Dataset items
------------------------------------------------

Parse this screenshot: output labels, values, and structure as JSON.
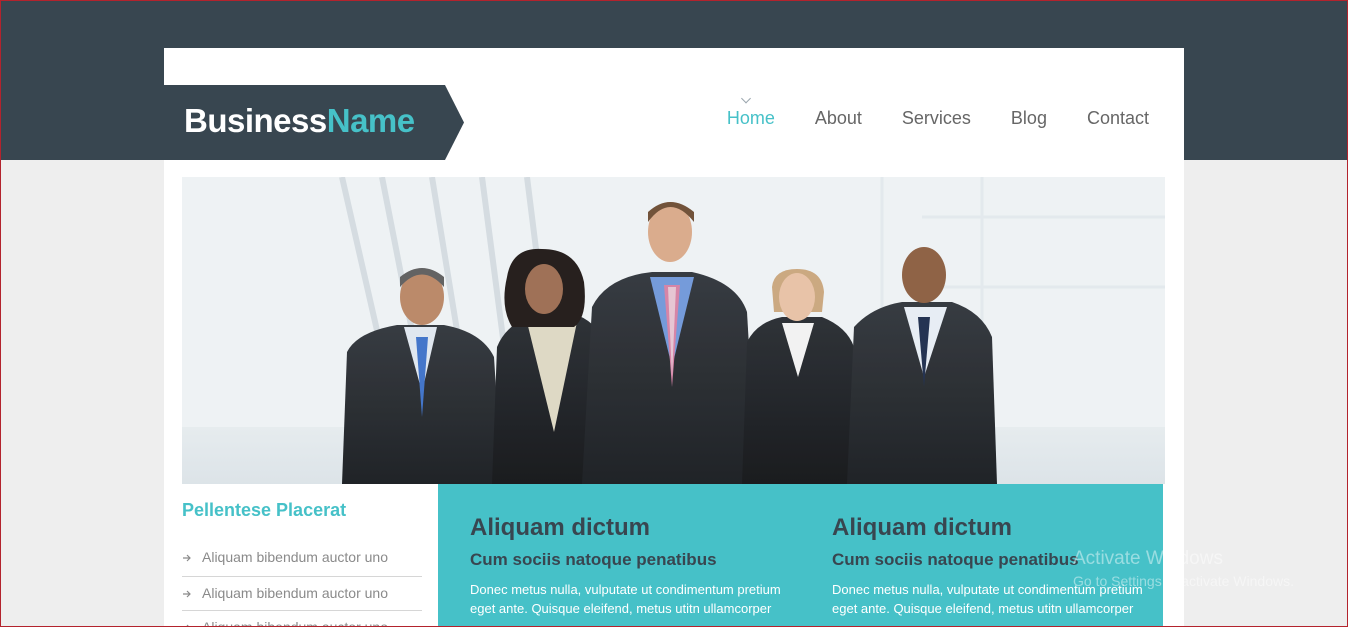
{
  "brand": {
    "name_part1": "Business",
    "name_part2": "Name"
  },
  "colors": {
    "header_dark": "#384650",
    "accent_teal": "#46c1c8",
    "nav_text": "#666666",
    "sidebar_text": "#8a8a8a",
    "page_bg": "#eeeeee"
  },
  "nav": {
    "items": [
      {
        "label": "Home",
        "active": true
      },
      {
        "label": "About",
        "active": false
      },
      {
        "label": "Services",
        "active": false
      },
      {
        "label": "Blog",
        "active": false
      },
      {
        "label": "Contact",
        "active": false
      }
    ]
  },
  "hero": {
    "image": "group-of-five-business-people-photo"
  },
  "sidebar": {
    "title": "Pellentese Placerat",
    "items": [
      {
        "label": "Aliquam bibendum auctor uno",
        "icon": "arrow-right-icon"
      },
      {
        "label": "Aliquam bibendum auctor uno",
        "icon": "arrow-right-icon"
      },
      {
        "label": "Aliquam bibendum auctor uno",
        "icon": "arrow-right-icon"
      }
    ]
  },
  "features": [
    {
      "heading": "Aliquam dictum",
      "subheading": "Cum sociis natoque penatibus",
      "body": "Donec metus nulla, vulputate ut condimentum pretium eget ante. Quisque eleifend, metus utitn ullamcorper"
    },
    {
      "heading": "Aliquam dictum",
      "subheading": "Cum sociis natoque penatibus",
      "body": "Donec metus nulla, vulputate ut condimentum pretium eget ante. Quisque eleifend, metus utitn ullamcorper"
    }
  ],
  "watermark": {
    "title": "Activate Windows",
    "subtitle": "Go to Settings to activate Windows."
  }
}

------------------------------------------------

Quote the material exactly. Pictures stay out.

Parse this screenshot: output labels, values, and structure as JSON.
{
  "brand": {
    "name_part1": "Business",
    "name_part2": "Name"
  },
  "colors": {
    "header_dark": "#384650",
    "accent_teal": "#46c1c8",
    "nav_text": "#666666",
    "sidebar_text": "#8a8a8a",
    "page_bg": "#eeeeee"
  },
  "nav": {
    "items": [
      {
        "label": "Home",
        "active": true
      },
      {
        "label": "About",
        "active": false
      },
      {
        "label": "Services",
        "active": false
      },
      {
        "label": "Blog",
        "active": false
      },
      {
        "label": "Contact",
        "active": false
      }
    ]
  },
  "hero": {
    "image": "group-of-five-business-people-photo"
  },
  "sidebar": {
    "title": "Pellentese Placerat",
    "items": [
      {
        "label": "Aliquam bibendum auctor uno",
        "icon": "arrow-right-icon"
      },
      {
        "label": "Aliquam bibendum auctor uno",
        "icon": "arrow-right-icon"
      },
      {
        "label": "Aliquam bibendum auctor uno",
        "icon": "arrow-right-icon"
      }
    ]
  },
  "features": [
    {
      "heading": "Aliquam dictum",
      "subheading": "Cum sociis natoque penatibus",
      "body": "Donec metus nulla, vulputate ut condimentum pretium eget ante. Quisque eleifend, metus utitn ullamcorper"
    },
    {
      "heading": "Aliquam dictum",
      "subheading": "Cum sociis natoque penatibus",
      "body": "Donec metus nulla, vulputate ut condimentum pretium eget ante. Quisque eleifend, metus utitn ullamcorper"
    }
  ],
  "watermark": {
    "title": "Activate Windows",
    "subtitle": "Go to Settings to activate Windows."
  }
}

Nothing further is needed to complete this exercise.